>> START

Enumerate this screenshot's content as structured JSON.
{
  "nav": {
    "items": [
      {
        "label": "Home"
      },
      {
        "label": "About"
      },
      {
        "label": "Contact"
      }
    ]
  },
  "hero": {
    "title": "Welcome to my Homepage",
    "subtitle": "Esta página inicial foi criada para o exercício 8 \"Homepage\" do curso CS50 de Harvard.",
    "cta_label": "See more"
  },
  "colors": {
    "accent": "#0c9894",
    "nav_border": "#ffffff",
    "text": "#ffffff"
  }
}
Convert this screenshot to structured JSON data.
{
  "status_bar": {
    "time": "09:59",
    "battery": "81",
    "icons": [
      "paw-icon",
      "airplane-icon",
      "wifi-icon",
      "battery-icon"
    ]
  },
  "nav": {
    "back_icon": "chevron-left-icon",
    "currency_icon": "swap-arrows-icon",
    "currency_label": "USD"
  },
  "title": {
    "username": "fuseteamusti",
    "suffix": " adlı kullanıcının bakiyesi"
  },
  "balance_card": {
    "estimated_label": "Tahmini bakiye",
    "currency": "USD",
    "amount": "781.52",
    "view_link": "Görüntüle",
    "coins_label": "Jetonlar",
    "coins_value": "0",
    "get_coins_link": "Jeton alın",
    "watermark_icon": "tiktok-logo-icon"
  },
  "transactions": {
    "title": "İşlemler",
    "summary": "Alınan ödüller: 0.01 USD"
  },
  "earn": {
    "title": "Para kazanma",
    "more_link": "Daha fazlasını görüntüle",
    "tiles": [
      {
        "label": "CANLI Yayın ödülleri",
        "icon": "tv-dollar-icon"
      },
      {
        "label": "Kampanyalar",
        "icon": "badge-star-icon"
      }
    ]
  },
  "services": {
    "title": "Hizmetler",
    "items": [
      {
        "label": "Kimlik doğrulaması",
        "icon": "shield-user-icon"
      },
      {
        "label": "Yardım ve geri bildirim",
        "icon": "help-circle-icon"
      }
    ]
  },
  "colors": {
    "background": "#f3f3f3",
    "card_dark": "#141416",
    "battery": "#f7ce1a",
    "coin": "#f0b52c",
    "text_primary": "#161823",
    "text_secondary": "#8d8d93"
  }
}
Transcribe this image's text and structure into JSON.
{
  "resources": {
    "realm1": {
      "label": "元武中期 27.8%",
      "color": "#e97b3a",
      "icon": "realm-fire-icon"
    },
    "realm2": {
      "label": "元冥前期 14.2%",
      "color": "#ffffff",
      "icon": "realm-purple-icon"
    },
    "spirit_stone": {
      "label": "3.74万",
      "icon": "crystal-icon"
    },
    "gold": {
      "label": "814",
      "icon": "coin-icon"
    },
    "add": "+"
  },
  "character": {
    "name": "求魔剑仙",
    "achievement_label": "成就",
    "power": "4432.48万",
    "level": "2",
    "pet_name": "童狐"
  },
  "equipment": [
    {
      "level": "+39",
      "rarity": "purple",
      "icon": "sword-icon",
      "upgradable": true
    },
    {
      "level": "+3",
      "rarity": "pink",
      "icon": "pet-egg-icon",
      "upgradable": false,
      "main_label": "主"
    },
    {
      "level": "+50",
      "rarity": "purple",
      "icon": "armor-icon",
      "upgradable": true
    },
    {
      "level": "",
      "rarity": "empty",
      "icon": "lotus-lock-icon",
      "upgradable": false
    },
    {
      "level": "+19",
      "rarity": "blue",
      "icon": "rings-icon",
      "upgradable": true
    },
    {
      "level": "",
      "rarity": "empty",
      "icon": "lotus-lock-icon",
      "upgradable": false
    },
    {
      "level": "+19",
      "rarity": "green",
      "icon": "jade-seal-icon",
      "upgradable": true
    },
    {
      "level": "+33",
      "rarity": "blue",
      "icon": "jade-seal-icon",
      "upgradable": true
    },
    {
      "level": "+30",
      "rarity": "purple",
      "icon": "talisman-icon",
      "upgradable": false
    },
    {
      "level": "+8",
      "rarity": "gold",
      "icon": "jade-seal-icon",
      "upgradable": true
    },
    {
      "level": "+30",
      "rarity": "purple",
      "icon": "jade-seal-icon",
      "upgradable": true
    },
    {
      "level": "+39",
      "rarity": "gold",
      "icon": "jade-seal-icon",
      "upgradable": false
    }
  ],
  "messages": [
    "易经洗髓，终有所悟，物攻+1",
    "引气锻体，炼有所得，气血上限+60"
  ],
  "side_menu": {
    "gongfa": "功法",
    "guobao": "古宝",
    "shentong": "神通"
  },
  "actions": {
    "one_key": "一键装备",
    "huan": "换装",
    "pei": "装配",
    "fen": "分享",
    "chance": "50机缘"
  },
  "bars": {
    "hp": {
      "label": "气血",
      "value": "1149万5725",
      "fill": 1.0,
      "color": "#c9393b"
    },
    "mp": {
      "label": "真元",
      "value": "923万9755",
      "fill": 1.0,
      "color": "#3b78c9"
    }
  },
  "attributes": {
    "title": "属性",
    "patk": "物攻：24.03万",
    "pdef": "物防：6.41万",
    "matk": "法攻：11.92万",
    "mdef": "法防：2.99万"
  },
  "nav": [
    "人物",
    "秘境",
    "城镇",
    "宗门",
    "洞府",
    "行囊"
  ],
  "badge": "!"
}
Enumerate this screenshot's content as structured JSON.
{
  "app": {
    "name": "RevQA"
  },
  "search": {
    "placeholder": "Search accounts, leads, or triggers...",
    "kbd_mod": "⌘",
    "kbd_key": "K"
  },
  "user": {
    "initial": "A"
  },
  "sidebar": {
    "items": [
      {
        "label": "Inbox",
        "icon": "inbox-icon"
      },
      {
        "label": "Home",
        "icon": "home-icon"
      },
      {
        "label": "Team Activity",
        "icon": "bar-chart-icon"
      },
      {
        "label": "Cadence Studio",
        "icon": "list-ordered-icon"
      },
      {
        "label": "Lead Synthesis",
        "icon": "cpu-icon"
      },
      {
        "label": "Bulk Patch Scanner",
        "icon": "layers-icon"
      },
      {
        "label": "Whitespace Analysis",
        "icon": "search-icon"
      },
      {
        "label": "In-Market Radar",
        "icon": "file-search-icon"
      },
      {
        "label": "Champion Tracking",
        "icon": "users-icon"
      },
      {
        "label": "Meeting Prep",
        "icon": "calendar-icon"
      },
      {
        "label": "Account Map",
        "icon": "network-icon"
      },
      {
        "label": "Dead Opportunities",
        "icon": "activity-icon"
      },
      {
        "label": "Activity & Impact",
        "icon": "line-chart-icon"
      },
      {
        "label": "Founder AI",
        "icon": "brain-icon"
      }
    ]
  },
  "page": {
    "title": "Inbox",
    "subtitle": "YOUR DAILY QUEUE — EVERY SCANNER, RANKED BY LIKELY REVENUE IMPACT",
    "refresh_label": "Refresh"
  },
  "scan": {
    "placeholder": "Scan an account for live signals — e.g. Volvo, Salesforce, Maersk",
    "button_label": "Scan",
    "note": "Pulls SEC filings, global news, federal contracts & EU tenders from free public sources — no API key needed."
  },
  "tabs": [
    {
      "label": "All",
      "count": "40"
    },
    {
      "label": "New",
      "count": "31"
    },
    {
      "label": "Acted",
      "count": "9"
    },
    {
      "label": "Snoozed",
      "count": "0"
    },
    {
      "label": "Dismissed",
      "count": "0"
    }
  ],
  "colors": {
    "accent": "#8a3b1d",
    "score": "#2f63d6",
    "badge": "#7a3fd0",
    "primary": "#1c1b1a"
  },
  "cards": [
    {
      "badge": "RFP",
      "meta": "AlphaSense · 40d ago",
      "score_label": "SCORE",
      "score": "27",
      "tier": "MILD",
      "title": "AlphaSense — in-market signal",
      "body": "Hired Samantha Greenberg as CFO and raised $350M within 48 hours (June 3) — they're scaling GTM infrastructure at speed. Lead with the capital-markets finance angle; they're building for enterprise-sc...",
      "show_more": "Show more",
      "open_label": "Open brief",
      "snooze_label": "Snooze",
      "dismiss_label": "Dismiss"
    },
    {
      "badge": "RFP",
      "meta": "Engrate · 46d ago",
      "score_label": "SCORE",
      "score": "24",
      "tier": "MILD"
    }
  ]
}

>> END

Problem statement: From the entries above, copy every line that holds the word "AlphaSense".

Written solution:
      "meta": "AlphaSense · 40d ago",
      "title": "AlphaSense — in-market signal",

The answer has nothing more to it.